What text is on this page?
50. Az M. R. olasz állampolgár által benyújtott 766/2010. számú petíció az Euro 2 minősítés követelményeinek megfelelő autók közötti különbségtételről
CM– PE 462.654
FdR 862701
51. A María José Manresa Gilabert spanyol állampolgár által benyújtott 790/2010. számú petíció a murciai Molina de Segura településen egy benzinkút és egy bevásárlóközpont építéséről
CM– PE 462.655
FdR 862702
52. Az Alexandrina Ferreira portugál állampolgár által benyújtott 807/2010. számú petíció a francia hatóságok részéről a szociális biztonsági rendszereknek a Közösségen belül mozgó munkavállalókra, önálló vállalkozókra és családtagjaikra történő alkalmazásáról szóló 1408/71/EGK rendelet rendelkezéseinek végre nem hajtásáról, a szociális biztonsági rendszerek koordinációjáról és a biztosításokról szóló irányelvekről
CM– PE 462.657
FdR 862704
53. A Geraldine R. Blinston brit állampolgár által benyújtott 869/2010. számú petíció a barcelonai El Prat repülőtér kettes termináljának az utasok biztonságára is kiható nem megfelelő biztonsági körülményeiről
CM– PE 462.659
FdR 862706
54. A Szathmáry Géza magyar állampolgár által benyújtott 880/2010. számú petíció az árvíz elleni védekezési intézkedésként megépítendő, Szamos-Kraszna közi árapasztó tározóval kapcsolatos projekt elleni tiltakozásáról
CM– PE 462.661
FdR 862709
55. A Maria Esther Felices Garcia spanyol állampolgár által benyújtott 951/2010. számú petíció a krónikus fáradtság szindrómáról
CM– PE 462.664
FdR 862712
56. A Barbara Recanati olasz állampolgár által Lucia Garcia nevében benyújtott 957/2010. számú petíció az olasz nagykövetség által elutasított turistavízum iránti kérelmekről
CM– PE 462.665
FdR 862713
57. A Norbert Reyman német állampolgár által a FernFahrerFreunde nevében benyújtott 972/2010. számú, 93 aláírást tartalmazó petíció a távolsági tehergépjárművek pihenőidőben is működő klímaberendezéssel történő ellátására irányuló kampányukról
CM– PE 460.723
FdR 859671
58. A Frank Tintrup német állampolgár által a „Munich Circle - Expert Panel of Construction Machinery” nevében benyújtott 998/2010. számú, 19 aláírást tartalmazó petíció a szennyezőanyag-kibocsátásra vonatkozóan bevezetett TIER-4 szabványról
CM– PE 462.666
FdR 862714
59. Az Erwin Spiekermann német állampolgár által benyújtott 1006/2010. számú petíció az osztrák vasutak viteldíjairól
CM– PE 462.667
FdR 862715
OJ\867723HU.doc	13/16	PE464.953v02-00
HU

=======

- _WRITTEN INSTRUCTION_
Tally the lines holding the string "spanyol" and give only the count.

- _THE RESPONSE_
2